**AIM**: Extract every line where the string "certificates" appears.

**DATA ENTRIES**:
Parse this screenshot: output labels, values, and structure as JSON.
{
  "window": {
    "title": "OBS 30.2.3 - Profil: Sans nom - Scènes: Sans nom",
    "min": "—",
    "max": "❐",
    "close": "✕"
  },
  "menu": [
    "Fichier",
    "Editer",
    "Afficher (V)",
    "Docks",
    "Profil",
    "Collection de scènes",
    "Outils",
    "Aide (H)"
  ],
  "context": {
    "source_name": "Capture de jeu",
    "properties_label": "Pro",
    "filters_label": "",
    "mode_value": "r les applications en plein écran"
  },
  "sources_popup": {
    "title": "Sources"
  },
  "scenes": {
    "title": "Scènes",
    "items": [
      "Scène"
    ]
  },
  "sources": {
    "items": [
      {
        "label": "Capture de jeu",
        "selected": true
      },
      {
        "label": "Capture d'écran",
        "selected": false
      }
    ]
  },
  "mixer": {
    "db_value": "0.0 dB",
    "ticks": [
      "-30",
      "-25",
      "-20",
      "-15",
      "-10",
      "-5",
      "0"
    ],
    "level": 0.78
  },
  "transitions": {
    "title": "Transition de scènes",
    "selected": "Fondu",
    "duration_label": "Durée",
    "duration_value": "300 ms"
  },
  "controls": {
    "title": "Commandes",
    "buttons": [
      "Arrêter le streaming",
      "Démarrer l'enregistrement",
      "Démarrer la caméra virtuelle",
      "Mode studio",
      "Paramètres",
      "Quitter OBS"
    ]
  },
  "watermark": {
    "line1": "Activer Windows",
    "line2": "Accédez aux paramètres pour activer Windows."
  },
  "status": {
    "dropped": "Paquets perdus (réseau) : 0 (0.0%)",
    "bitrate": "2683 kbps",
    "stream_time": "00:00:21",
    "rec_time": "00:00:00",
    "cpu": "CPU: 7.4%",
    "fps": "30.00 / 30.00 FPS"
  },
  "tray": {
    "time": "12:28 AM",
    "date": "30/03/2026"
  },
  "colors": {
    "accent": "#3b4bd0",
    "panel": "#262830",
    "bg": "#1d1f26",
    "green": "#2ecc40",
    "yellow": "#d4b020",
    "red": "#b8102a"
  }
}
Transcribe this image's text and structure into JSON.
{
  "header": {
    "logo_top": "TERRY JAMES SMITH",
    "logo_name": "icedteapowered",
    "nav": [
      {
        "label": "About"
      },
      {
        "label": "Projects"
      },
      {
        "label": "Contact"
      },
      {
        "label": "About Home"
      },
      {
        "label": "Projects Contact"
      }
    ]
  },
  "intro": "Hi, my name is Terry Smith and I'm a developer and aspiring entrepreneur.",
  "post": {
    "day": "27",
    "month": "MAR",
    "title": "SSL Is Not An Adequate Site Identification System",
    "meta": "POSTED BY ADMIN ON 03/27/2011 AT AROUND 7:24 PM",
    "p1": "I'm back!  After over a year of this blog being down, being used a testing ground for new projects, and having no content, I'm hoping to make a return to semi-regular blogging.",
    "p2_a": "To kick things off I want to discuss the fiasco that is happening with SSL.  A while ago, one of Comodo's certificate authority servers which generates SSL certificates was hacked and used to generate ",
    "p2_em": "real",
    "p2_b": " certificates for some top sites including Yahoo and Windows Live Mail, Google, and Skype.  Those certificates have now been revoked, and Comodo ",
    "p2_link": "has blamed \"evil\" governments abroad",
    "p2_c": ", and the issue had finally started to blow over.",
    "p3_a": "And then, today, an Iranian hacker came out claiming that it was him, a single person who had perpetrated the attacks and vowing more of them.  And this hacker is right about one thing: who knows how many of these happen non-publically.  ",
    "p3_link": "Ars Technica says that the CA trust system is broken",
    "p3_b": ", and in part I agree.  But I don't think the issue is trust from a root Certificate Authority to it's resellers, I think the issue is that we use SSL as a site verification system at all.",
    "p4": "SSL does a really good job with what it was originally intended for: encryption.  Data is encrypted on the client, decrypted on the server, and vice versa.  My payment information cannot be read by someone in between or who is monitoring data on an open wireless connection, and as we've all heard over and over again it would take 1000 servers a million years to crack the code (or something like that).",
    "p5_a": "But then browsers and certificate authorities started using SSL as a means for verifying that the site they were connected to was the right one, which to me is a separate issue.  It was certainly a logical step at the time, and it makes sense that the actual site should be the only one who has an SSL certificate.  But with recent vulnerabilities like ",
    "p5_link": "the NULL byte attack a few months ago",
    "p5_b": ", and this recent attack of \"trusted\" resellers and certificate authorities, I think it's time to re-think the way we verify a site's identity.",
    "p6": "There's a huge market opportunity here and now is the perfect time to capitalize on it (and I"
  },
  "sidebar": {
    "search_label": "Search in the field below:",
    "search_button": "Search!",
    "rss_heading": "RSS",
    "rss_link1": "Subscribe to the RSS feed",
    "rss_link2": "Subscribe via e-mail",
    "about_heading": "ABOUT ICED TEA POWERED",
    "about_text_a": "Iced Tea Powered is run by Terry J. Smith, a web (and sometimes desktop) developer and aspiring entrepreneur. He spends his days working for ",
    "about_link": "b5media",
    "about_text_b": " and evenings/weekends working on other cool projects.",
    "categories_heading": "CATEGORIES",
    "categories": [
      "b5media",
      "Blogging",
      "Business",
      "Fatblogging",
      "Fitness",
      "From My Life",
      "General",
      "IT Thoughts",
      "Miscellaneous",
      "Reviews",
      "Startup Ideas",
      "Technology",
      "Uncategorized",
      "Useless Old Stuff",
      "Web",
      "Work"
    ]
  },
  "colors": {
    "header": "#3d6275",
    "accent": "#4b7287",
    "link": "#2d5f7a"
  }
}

**THE ANSWER**:
    "p2_a": "To kick things off I want to discuss the fiasco that is happening with SSL.  A while ago, one of Comodo's certificate authority servers which generates SSL certificates was hacked and used to generate ",
    "p2_b": " certificates for some top sites including Yahoo and Windows Live Mail, Google, and Skype.  Those certificates have now been revoked, and Comodo ",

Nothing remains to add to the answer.